Written request ::
Locate each line holding the string "JSON" and copy it.
::::
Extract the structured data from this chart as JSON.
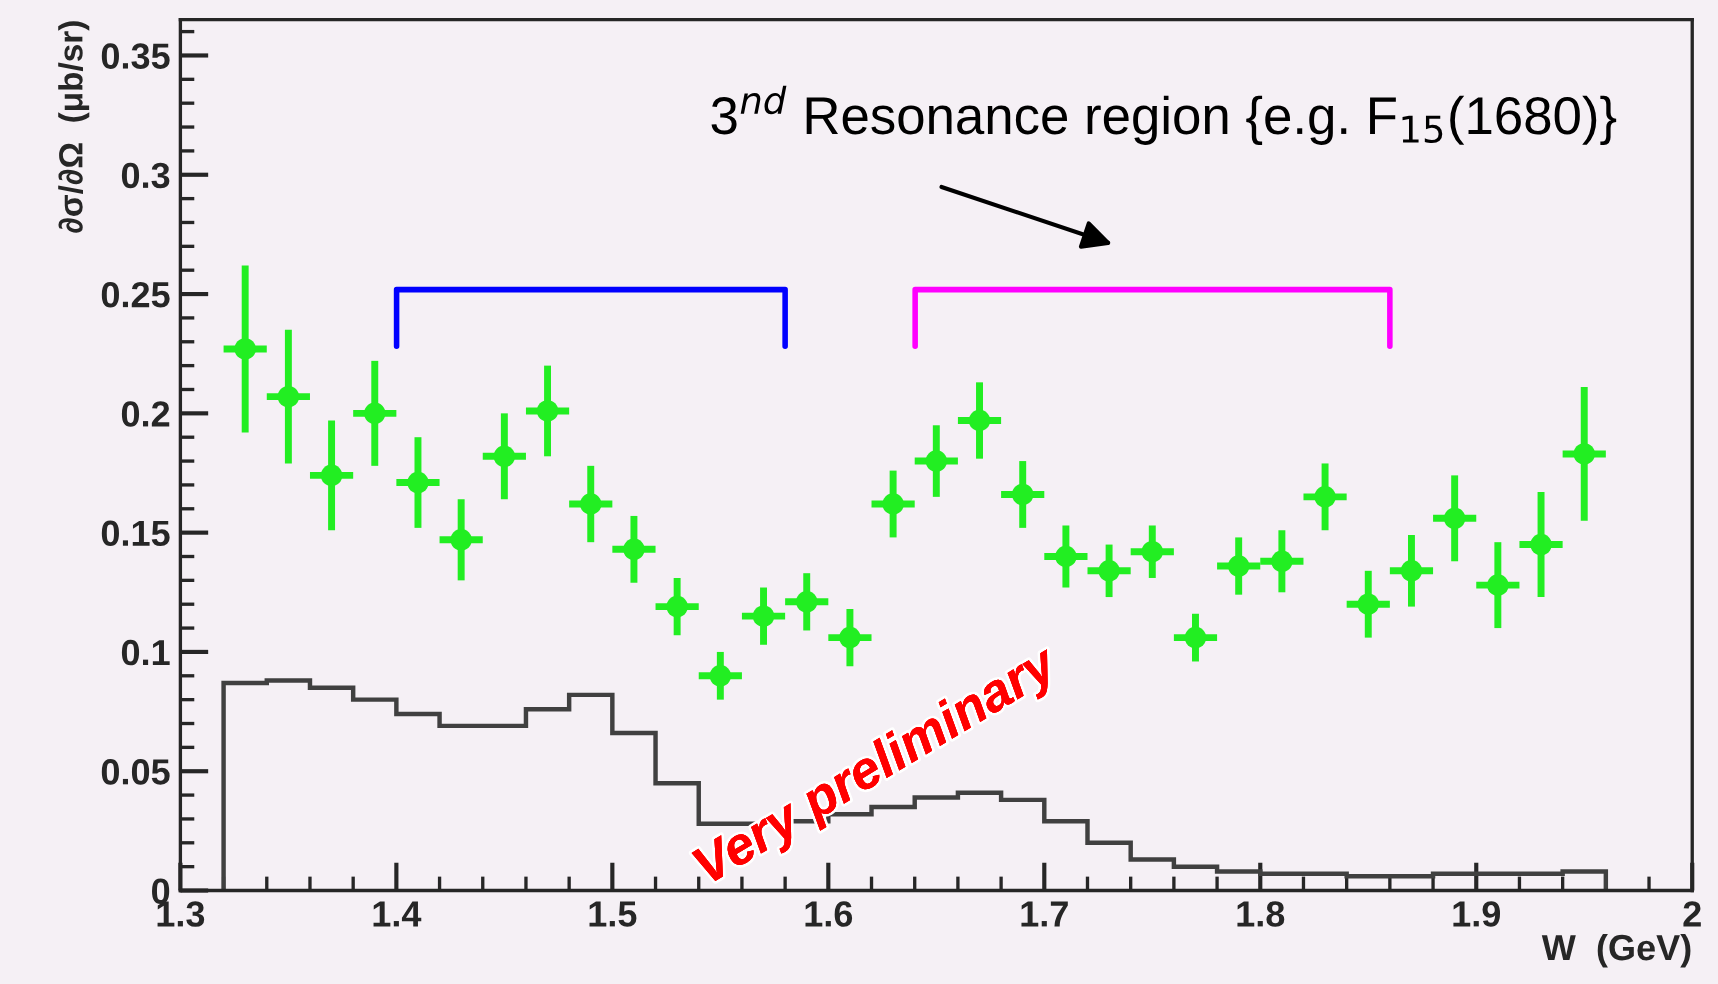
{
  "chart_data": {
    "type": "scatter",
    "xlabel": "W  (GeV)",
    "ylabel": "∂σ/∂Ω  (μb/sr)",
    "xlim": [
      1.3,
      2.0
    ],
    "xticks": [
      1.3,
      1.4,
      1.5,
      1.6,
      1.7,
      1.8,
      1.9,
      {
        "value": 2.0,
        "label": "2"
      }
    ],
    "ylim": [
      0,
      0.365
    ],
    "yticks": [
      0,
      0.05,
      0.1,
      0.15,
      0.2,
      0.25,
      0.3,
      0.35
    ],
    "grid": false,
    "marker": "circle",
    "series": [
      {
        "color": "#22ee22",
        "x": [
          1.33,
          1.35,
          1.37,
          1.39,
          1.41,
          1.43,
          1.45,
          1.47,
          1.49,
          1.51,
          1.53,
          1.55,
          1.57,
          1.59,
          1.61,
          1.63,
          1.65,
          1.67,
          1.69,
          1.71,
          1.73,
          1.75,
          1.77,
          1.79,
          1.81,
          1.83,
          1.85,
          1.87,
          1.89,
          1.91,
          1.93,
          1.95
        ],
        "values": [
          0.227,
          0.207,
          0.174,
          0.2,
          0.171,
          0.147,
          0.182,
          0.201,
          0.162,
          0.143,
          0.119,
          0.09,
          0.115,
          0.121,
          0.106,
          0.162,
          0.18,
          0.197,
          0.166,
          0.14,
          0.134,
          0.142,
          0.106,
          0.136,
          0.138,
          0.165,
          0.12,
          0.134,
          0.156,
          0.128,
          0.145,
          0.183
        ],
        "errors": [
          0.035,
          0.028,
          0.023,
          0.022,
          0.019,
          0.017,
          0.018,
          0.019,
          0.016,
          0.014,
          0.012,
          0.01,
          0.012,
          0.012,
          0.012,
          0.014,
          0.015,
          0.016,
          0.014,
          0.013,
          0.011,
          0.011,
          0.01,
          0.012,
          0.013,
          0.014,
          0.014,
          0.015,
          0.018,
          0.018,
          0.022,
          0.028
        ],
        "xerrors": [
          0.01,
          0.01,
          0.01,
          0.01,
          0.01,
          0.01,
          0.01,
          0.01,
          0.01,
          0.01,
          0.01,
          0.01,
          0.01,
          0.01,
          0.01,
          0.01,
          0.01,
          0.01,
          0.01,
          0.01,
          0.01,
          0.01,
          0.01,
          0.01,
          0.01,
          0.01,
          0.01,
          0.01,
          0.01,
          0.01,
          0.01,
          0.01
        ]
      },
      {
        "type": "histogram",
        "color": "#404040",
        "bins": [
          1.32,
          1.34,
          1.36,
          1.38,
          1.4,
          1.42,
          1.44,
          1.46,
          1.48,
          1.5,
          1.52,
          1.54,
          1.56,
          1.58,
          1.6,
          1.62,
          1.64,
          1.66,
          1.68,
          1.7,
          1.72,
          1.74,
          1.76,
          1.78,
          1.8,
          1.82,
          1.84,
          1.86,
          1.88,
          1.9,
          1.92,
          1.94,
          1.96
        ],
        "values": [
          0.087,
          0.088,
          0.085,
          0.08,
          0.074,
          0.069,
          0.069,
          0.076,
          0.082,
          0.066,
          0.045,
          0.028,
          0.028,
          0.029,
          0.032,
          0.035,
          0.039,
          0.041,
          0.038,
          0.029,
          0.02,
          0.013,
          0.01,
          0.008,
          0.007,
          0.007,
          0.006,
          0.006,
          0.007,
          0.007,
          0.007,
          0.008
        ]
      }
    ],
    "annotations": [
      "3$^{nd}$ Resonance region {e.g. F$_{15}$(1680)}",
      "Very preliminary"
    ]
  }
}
::::
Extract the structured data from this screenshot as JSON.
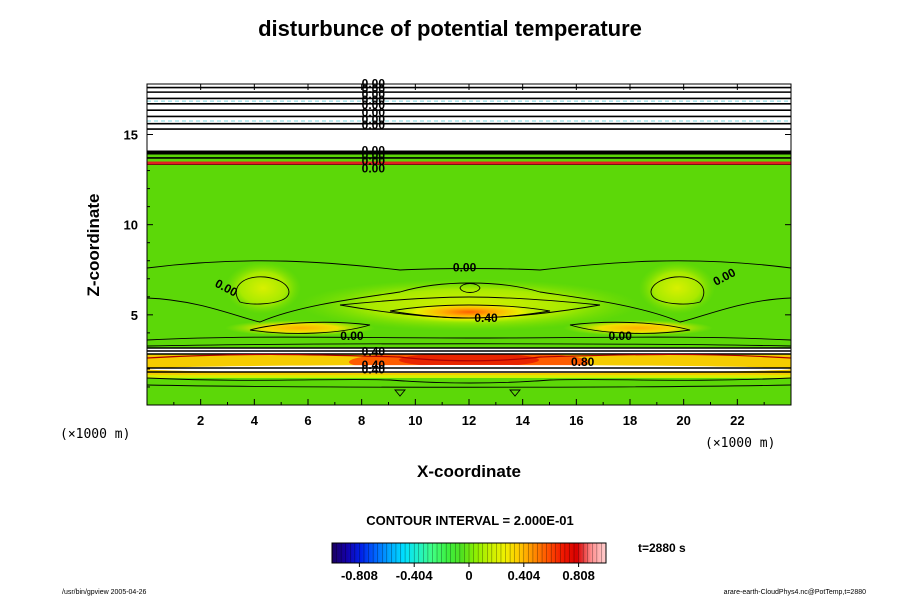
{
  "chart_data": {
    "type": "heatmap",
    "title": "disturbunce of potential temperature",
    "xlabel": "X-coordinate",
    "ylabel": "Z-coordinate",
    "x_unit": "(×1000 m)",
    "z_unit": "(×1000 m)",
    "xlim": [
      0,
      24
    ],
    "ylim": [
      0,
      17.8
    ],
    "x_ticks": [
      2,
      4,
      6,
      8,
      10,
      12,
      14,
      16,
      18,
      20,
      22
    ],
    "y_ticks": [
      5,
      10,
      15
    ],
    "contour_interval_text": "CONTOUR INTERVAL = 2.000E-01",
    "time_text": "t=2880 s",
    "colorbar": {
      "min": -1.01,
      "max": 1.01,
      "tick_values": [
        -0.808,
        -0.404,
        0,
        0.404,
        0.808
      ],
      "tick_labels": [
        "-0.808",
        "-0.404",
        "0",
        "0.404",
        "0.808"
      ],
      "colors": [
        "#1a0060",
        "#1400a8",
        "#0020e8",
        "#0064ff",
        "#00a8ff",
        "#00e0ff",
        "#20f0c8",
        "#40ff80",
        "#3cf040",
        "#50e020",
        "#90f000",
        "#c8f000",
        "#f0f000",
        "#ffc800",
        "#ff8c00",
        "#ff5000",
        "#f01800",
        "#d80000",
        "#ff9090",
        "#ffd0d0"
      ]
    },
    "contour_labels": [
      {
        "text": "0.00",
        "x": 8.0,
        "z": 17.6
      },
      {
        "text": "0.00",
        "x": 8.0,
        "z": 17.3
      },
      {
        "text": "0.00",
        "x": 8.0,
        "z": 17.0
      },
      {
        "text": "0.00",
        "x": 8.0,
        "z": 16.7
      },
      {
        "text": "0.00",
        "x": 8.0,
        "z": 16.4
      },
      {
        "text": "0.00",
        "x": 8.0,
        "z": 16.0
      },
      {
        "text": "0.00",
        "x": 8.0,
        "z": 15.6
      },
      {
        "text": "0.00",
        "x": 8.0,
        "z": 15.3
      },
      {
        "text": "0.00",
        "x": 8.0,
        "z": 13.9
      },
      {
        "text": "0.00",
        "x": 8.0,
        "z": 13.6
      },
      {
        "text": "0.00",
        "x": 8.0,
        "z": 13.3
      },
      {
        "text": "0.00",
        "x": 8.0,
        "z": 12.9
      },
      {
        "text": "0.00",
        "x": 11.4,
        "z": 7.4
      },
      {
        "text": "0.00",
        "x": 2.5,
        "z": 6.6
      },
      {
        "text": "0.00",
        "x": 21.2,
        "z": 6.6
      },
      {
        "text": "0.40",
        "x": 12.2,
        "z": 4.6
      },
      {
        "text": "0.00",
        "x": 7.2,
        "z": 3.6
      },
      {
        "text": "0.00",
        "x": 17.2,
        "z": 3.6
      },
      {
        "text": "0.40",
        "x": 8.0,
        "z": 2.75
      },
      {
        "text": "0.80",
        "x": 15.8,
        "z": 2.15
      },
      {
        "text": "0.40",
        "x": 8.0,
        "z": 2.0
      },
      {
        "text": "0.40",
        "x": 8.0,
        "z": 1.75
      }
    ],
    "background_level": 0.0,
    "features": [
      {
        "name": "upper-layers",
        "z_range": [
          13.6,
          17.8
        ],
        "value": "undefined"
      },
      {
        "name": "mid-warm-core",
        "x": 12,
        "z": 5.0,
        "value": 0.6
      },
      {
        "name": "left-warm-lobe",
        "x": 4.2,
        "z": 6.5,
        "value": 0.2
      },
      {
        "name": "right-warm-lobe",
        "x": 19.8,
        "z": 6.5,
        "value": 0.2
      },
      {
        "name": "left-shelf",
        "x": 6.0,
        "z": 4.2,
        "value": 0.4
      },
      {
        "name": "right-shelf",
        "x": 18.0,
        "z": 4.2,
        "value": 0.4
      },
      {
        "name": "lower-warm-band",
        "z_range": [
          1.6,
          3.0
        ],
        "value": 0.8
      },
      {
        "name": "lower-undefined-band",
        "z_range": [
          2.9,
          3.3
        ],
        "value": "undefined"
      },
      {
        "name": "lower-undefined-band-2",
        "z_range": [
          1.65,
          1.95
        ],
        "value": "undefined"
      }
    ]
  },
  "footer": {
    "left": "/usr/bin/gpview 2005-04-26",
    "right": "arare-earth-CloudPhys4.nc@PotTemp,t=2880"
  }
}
::::
Task output ::
Extract the structured data from this chart as JSON.
Extract the structured data from this screenshot as JSON.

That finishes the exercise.